▸ ENTRIES SHOWN
------------------------------------

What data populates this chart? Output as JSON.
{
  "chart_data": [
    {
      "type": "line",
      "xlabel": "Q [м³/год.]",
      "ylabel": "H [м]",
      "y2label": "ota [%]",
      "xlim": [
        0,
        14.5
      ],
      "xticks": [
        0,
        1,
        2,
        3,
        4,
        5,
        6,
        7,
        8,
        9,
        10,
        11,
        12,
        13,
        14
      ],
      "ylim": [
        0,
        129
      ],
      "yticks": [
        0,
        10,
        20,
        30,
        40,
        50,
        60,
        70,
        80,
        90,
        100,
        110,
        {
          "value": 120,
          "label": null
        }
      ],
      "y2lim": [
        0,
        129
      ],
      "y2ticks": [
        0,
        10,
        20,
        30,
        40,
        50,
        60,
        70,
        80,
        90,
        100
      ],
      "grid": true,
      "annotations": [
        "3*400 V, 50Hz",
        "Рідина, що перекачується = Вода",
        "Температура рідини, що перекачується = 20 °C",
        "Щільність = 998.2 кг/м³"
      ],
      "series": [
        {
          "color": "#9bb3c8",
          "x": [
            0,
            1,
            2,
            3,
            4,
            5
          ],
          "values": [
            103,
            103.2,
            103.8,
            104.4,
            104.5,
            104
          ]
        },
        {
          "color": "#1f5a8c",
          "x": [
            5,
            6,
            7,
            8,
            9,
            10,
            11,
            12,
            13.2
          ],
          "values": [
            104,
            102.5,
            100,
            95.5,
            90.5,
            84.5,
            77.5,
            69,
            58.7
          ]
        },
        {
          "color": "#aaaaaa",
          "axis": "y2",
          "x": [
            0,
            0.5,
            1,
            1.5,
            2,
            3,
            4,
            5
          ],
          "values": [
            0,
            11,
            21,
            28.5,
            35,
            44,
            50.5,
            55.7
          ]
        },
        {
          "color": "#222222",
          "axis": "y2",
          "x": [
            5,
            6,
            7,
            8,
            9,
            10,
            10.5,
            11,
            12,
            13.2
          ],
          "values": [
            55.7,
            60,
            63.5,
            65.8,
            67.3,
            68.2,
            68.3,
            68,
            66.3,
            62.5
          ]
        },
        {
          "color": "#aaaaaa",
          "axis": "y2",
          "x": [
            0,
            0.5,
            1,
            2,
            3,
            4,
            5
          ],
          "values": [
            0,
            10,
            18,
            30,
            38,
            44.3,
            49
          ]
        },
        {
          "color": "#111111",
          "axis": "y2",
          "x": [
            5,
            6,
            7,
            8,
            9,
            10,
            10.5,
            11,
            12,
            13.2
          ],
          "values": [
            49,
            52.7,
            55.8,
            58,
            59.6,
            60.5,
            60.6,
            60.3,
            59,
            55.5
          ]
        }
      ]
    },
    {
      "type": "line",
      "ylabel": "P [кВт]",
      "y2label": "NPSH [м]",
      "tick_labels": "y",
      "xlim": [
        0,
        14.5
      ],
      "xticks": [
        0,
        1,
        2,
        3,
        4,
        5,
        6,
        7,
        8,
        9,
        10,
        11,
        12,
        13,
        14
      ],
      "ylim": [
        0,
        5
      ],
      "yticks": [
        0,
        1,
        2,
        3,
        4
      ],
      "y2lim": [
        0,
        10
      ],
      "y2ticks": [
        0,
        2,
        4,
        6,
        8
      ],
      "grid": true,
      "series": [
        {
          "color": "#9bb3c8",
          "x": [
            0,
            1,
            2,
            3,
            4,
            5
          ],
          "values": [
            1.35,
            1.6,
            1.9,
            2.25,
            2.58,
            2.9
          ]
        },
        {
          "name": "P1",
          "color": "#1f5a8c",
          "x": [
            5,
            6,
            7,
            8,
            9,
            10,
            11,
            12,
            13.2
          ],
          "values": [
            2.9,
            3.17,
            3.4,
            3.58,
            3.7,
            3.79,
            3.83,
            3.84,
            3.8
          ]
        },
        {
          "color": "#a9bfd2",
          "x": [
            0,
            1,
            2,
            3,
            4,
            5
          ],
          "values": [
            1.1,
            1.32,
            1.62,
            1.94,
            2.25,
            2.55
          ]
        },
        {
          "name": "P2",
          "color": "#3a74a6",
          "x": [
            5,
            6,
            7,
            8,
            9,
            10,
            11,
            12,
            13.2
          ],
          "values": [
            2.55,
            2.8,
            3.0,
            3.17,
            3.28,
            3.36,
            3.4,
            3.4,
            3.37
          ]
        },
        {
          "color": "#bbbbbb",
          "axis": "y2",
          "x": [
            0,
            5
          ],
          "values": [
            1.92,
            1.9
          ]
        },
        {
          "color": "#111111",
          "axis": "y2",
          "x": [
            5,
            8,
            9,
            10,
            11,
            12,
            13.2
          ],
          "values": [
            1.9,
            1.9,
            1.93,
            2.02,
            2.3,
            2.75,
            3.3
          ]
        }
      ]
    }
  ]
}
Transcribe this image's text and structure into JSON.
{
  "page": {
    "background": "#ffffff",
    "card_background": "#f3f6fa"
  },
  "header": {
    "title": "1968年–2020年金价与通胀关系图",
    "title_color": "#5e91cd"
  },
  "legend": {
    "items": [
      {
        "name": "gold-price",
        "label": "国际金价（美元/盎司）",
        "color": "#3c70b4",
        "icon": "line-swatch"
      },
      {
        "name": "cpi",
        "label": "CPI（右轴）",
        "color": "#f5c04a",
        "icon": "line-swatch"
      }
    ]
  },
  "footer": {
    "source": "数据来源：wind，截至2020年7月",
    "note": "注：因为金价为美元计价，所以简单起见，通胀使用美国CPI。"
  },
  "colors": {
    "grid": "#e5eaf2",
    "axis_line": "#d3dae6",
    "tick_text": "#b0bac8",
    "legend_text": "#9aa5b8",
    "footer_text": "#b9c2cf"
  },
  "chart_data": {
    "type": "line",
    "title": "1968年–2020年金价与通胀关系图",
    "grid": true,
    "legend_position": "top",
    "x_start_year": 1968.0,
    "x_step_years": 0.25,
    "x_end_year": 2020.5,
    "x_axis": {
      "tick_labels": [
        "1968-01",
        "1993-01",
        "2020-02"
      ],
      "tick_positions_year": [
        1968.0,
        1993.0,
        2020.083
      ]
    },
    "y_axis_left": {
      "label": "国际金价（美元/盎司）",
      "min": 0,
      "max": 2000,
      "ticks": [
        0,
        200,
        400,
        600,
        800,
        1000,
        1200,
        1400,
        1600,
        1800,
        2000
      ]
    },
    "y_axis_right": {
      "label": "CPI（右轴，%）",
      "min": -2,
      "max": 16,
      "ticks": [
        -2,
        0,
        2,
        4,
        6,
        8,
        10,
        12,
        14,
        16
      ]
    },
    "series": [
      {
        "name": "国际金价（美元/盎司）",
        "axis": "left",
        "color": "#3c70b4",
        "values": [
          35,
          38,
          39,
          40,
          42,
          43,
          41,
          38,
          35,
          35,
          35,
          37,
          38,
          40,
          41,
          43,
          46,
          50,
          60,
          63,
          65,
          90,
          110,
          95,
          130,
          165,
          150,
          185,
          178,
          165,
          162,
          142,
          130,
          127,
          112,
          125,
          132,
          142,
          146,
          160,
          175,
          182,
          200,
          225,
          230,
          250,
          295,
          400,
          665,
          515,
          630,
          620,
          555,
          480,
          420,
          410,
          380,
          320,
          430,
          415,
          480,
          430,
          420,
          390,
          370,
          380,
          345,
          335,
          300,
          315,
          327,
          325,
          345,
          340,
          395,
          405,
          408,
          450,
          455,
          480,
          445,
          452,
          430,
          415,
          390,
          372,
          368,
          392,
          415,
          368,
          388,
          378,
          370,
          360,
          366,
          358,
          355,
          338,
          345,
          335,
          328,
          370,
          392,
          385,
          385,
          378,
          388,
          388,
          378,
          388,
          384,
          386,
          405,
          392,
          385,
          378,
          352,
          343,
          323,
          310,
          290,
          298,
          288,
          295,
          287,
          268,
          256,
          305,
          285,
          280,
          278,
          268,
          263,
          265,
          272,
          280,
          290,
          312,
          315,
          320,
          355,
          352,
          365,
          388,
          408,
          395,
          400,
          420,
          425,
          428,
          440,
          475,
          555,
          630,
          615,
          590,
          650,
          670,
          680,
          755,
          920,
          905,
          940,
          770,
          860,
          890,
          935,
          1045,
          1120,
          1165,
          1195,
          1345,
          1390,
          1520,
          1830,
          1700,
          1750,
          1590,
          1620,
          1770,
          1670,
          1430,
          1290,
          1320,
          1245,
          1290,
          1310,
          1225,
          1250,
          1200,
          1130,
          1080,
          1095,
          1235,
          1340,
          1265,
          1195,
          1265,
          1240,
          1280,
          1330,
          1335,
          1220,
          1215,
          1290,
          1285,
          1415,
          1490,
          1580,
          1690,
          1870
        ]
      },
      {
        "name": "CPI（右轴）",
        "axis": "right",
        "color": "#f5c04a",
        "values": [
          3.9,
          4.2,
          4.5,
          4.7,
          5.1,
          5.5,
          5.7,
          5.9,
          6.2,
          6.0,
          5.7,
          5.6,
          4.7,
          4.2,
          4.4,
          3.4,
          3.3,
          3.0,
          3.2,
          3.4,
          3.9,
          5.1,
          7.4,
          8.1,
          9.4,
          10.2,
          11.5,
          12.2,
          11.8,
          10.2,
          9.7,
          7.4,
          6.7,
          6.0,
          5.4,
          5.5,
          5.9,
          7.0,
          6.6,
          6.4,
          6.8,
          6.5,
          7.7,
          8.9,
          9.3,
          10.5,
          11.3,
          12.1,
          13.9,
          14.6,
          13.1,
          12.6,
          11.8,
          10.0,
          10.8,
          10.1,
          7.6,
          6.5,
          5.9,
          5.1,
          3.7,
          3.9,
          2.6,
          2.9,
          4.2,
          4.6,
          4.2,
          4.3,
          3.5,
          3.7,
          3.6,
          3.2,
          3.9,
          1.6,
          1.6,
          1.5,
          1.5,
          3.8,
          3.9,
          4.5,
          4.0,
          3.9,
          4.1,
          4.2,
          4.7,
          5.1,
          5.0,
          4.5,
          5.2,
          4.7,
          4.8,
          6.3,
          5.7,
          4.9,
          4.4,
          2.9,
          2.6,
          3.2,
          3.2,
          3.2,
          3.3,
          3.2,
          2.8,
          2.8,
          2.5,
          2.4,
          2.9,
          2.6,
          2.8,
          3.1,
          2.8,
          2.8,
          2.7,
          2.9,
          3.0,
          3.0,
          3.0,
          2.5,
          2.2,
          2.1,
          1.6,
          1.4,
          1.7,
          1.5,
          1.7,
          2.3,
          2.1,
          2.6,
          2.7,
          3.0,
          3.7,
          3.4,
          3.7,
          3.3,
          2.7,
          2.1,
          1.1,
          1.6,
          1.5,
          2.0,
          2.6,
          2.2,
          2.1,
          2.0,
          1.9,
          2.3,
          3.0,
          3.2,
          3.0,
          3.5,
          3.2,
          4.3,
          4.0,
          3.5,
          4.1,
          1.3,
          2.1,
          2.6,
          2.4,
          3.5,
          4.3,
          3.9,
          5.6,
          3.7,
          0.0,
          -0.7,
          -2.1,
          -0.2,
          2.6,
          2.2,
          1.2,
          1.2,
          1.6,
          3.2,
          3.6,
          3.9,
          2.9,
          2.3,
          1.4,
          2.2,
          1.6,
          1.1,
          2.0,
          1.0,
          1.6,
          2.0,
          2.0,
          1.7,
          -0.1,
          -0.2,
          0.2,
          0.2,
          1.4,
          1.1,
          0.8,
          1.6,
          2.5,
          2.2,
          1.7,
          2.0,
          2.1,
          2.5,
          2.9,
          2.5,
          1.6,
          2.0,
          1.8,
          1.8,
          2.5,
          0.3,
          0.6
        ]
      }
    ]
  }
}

------------------------------------

▸ REQUIRED WORK
Lines that hold the word "name" are the ones to return, every one of them.

▸ SOLUTION FOR THIS PROBLEM
          "name": "P1",
          "name": "P2",
        "name": "gold-price",
        "name": "cpi",
        "name": "国际金价（美元/盎司）",
        "name": "CPI（右轴）",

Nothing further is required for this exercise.